Count the lines below that contain "time". Give only the number.

--- START RECORDED DATA ---

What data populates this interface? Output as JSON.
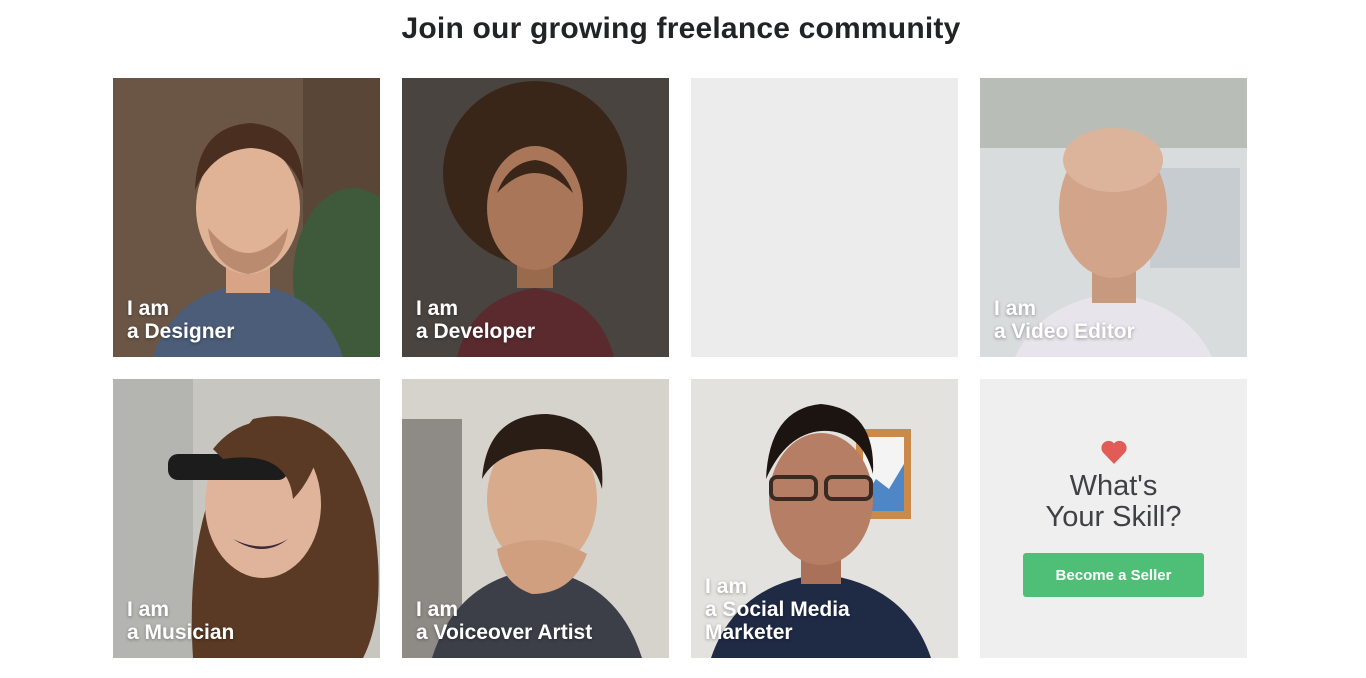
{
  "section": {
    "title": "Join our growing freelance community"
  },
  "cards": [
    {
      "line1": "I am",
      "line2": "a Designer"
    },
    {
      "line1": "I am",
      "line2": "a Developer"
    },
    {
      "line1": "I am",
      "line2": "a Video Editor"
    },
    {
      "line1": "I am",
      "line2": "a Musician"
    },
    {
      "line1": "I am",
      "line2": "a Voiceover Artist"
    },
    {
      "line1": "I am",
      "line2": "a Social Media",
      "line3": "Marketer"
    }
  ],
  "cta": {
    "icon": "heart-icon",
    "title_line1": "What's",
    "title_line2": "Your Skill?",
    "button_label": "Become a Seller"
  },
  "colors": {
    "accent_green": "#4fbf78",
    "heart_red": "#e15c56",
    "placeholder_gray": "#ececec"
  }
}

--- END RECORDED DATA ---
--- START RECORDED DATA ---

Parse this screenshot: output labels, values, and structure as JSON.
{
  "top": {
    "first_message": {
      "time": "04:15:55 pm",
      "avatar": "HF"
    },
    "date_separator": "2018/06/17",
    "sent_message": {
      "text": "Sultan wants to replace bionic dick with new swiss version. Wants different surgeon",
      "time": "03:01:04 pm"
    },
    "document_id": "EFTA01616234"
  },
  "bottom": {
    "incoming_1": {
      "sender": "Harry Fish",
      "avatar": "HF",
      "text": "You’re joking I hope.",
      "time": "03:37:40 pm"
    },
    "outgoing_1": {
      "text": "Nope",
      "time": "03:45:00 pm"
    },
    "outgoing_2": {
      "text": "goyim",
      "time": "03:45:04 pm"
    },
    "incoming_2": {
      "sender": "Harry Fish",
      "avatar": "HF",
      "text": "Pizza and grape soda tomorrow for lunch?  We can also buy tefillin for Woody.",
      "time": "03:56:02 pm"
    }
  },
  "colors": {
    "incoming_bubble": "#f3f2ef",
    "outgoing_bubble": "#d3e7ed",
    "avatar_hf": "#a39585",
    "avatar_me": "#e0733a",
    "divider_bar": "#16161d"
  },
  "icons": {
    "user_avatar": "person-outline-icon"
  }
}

--- END RECORDED DATA ---

ANSWER TO THE EXERCISE -
6